*Raw data*
◆ ◆ ◆ ◆ ◆
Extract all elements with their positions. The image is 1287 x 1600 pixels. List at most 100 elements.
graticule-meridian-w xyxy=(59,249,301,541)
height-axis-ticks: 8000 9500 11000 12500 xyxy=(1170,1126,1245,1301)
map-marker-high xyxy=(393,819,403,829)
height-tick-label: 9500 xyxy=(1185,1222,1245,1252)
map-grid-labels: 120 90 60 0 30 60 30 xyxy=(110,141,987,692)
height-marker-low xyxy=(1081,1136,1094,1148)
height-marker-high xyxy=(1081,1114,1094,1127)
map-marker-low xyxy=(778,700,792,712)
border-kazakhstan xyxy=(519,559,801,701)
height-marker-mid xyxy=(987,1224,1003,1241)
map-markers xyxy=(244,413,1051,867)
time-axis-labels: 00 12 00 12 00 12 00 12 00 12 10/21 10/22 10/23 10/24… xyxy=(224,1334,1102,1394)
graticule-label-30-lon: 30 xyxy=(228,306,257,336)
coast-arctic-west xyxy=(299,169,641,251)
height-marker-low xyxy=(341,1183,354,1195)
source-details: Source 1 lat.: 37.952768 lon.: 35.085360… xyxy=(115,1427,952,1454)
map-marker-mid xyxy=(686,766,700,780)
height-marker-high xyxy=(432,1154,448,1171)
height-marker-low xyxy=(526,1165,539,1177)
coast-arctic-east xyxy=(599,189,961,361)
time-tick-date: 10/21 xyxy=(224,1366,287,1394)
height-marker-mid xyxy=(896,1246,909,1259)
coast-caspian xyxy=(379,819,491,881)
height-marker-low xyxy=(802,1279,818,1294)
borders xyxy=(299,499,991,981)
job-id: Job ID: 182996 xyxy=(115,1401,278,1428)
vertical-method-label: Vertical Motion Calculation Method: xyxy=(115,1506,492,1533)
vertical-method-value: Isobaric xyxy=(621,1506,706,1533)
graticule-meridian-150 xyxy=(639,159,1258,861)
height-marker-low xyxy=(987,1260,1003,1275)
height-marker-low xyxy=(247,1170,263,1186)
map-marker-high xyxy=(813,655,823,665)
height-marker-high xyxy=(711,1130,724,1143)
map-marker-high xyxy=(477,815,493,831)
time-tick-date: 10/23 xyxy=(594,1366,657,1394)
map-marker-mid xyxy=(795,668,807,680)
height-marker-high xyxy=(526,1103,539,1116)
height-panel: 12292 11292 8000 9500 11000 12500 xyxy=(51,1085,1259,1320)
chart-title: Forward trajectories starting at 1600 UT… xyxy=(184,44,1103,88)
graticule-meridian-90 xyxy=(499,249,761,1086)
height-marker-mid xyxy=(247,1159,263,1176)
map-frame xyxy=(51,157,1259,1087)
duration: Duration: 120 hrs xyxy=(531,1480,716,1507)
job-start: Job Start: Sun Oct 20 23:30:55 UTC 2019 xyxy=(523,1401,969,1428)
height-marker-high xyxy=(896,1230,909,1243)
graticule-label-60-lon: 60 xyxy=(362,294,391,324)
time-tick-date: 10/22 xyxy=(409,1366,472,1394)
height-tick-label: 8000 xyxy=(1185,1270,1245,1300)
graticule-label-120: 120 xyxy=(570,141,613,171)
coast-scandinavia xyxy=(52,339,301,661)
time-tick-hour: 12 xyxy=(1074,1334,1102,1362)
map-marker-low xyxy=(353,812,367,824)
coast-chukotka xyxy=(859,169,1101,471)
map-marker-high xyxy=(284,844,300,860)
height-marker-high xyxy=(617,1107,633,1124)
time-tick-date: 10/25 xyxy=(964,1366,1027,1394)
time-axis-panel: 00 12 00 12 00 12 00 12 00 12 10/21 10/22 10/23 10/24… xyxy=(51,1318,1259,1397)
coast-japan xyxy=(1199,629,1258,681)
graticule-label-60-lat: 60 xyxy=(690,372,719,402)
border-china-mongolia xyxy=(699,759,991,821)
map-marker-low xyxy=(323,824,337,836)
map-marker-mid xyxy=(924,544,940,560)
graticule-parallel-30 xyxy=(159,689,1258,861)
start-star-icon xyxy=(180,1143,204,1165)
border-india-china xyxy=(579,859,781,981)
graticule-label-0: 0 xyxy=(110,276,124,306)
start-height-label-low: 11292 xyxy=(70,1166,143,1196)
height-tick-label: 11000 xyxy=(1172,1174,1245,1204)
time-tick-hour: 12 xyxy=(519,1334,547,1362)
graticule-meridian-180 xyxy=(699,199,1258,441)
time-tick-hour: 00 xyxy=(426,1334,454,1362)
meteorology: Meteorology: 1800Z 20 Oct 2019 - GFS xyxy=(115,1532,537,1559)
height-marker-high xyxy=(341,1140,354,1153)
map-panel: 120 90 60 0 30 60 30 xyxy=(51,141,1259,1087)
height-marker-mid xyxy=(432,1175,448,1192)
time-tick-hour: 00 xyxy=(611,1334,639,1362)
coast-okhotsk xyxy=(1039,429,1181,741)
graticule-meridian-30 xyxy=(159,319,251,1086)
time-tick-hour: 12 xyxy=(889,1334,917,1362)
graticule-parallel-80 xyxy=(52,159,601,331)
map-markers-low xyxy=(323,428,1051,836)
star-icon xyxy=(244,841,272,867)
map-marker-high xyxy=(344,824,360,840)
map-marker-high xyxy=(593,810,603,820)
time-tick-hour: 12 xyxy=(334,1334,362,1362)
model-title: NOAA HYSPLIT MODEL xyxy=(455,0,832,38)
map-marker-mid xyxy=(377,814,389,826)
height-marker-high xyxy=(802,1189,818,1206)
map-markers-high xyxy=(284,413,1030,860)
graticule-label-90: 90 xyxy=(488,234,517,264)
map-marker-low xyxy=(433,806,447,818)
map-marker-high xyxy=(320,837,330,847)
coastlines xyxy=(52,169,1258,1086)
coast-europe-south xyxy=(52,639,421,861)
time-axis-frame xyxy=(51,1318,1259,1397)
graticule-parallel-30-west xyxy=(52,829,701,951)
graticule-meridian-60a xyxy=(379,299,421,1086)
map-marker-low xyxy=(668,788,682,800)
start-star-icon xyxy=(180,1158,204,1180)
◆ ◆ ◆ ◆ ◆
*What you have to do*
Reproduce the records above verbatim, keeping every line in its original order.

*Exercise response*
Extract all elements with their positions. The image is 1287 x 1600 pixels. List at most 100 elements.
graticule-meridian-w xyxy=(59,249,301,541)
height-axis-ticks: 8000 9500 11000 12500 xyxy=(1170,1126,1245,1301)
map-marker-high xyxy=(393,819,403,829)
height-tick-label: 9500 xyxy=(1185,1222,1245,1252)
map-grid-labels: 120 90 60 0 30 60 30 xyxy=(110,141,987,692)
height-marker-low xyxy=(1081,1136,1094,1148)
height-marker-high xyxy=(1081,1114,1094,1127)
map-marker-low xyxy=(778,700,792,712)
border-kazakhstan xyxy=(519,559,801,701)
height-marker-mid xyxy=(987,1224,1003,1241)
map-markers xyxy=(244,413,1051,867)
time-axis-labels: 00 12 00 12 00 12 00 12 00 12 10/21 10/22 10/23 10/24… xyxy=(224,1334,1102,1394)
graticule-label-30-lon: 30 xyxy=(228,306,257,336)
coast-arctic-west xyxy=(299,169,641,251)
height-marker-low xyxy=(341,1183,354,1195)
source-details: Source 1 lat.: 37.952768 lon.: 35.085360… xyxy=(115,1427,952,1454)
map-marker-mid xyxy=(686,766,700,780)
height-marker-high xyxy=(432,1154,448,1171)
height-marker-low xyxy=(526,1165,539,1177)
coast-arctic-east xyxy=(599,189,961,361)
time-tick-date: 10/21 xyxy=(224,1366,287,1394)
height-marker-mid xyxy=(896,1246,909,1259)
coast-caspian xyxy=(379,819,491,881)
height-marker-low xyxy=(802,1279,818,1294)
borders xyxy=(299,499,991,981)
job-id: Job ID: 182996 xyxy=(115,1401,278,1428)
vertical-method-label: Vertical Motion Calculation Method: xyxy=(115,1506,492,1533)
vertical-method-value: Isobaric xyxy=(621,1506,706,1533)
graticule-meridian-150 xyxy=(639,159,1258,861)
height-marker-low xyxy=(987,1260,1003,1275)
height-marker-low xyxy=(247,1170,263,1186)
map-marker-high xyxy=(813,655,823,665)
height-marker-high xyxy=(711,1130,724,1143)
map-marker-high xyxy=(477,815,493,831)
time-tick-date: 10/23 xyxy=(594,1366,657,1394)
map-marker-mid xyxy=(795,668,807,680)
height-marker-high xyxy=(526,1103,539,1116)
height-panel: 12292 11292 8000 9500 11000 12500 xyxy=(51,1085,1259,1320)
chart-title: Forward trajectories starting at 1600 UT… xyxy=(184,44,1103,88)
graticule-meridian-90 xyxy=(499,249,761,1086)
height-marker-mid xyxy=(247,1159,263,1176)
map-frame xyxy=(51,157,1259,1087)
duration: Duration: 120 hrs xyxy=(531,1480,716,1507)
job-start: Job Start: Sun Oct 20 23:30:55 UTC 2019 xyxy=(523,1401,969,1428)
height-marker-high xyxy=(896,1230,909,1243)
graticule-label-60-lon: 60 xyxy=(362,294,391,324)
time-tick-date: 10/22 xyxy=(409,1366,472,1394)
height-tick-label: 8000 xyxy=(1185,1270,1245,1300)
graticule-label-120: 120 xyxy=(570,141,613,171)
coast-scandinavia xyxy=(52,339,301,661)
time-tick-hour: 12 xyxy=(1074,1334,1102,1362)
map-marker-low xyxy=(353,812,367,824)
coast-chukotka xyxy=(859,169,1101,471)
map-marker-high xyxy=(284,844,300,860)
height-marker-high xyxy=(617,1107,633,1124)
time-tick-date: 10/25 xyxy=(964,1366,1027,1394)
time-axis-panel: 00 12 00 12 00 12 00 12 00 12 10/21 10/22 10/23 10/24… xyxy=(51,1318,1259,1397)
coast-japan xyxy=(1199,629,1258,681)
graticule-label-60-lat: 60 xyxy=(690,372,719,402)
border-china-mongolia xyxy=(699,759,991,821)
map-marker-low xyxy=(323,824,337,836)
map-marker-mid xyxy=(924,544,940,560)
graticule-parallel-30 xyxy=(159,689,1258,861)
start-star-icon xyxy=(180,1143,204,1165)
border-india-china xyxy=(579,859,781,981)
graticule-label-0: 0 xyxy=(110,276,124,306)
start-height-label-low: 11292 xyxy=(70,1166,143,1196)
height-tick-label: 11000 xyxy=(1172,1174,1245,1204)
time-tick-hour: 12 xyxy=(519,1334,547,1362)
graticule-meridian-180 xyxy=(699,199,1258,441)
time-tick-hour: 00 xyxy=(426,1334,454,1362)
meteorology: Meteorology: 1800Z 20 Oct 2019 - GFS xyxy=(115,1532,537,1559)
height-marker-high xyxy=(341,1140,354,1153)
map-panel: 120 90 60 0 30 60 30 xyxy=(51,141,1259,1087)
height-marker-mid xyxy=(432,1175,448,1192)
time-tick-hour: 00 xyxy=(611,1334,639,1362)
coast-okhotsk xyxy=(1039,429,1181,741)
graticule-meridian-30 xyxy=(159,319,251,1086)
time-tick-hour: 12 xyxy=(889,1334,917,1362)
graticule-parallel-80 xyxy=(52,159,601,331)
map-markers-low xyxy=(323,428,1051,836)
star-icon xyxy=(244,841,272,867)
map-marker-high xyxy=(344,824,360,840)
map-marker-high xyxy=(593,810,603,820)
time-tick-hour: 12 xyxy=(334,1334,362,1362)
model-title: NOAA HYSPLIT MODEL xyxy=(455,0,832,38)
map-marker-mid xyxy=(377,814,389,826)
height-marker-high xyxy=(802,1189,818,1206)
map-markers-high xyxy=(284,413,1030,860)
graticule-label-90: 90 xyxy=(488,234,517,264)
map-marker-low xyxy=(433,806,447,818)
map-marker-high xyxy=(320,837,330,847)
coastlines xyxy=(52,169,1258,1086)
coast-europe-south xyxy=(52,639,421,861)
time-axis-frame xyxy=(51,1318,1259,1397)
graticule-parallel-30-west xyxy=(52,829,701,951)
graticule-meridian-60a xyxy=(379,299,421,1086)
map-marker-low xyxy=(668,788,682,800)
start-star-icon xyxy=(180,1158,204,1180)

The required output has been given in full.